Input records:
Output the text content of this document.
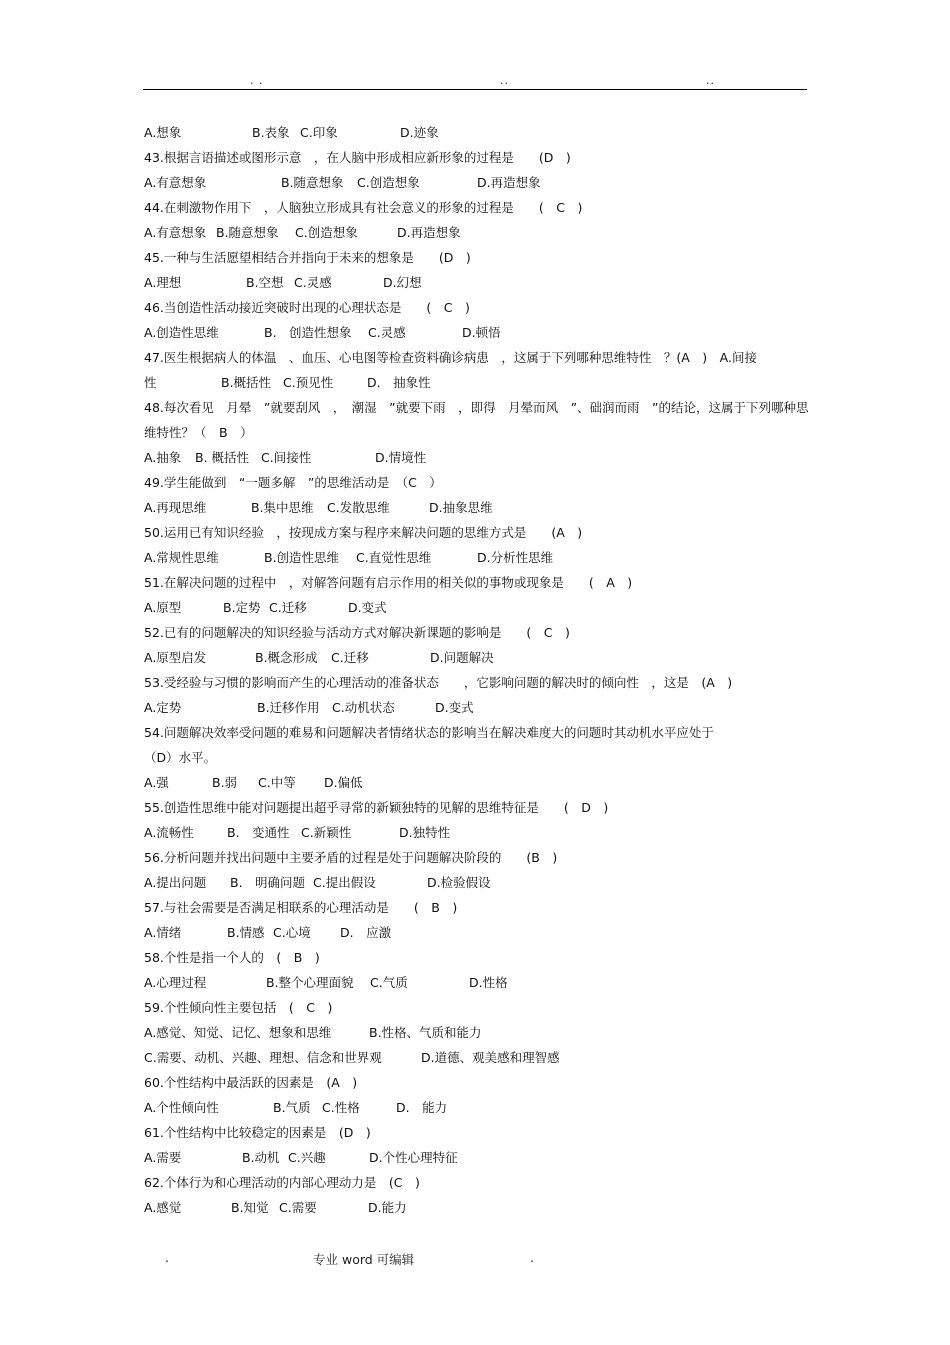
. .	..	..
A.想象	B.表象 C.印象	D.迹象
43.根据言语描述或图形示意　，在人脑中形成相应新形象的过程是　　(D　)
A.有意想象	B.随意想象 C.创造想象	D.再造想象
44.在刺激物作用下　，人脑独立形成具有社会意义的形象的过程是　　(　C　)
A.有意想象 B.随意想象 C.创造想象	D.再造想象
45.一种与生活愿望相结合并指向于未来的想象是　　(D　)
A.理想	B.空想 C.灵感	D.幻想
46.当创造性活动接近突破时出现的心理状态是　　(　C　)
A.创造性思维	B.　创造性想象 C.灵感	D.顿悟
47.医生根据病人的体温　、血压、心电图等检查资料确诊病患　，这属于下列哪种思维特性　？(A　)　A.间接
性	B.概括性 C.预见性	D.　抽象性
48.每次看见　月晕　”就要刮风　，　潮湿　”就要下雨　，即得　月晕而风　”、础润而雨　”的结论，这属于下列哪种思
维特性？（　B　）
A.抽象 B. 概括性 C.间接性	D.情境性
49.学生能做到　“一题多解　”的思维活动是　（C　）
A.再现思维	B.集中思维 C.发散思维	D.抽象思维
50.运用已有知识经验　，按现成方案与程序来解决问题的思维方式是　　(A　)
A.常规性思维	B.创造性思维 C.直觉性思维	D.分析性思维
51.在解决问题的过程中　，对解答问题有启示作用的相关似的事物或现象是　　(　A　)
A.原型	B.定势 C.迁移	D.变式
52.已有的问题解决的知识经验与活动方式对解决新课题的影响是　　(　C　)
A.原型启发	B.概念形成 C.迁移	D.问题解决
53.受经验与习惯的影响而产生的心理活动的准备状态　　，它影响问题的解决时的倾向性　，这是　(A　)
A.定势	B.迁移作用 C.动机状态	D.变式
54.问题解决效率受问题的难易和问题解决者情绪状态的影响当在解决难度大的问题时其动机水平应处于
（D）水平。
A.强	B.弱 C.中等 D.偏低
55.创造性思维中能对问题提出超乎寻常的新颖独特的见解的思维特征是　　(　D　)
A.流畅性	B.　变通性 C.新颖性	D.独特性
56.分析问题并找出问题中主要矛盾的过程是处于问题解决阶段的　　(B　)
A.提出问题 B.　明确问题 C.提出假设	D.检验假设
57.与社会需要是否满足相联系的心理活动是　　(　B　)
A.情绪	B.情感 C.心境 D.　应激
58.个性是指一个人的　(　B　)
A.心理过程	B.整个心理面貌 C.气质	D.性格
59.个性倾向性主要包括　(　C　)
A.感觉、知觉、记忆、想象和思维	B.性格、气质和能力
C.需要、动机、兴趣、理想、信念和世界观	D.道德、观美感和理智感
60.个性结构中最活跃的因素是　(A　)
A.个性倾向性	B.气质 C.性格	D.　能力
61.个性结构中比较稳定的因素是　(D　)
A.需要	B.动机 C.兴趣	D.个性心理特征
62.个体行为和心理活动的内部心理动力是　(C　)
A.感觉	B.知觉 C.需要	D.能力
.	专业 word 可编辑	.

What this task involves: Pick out each line above that includes "创造想象" and show it.

Response:
A.有意想象	B.随意想象 C.创造想象	D.再造想象
A.有意想象 B.随意想象 C.创造想象	D.再造想象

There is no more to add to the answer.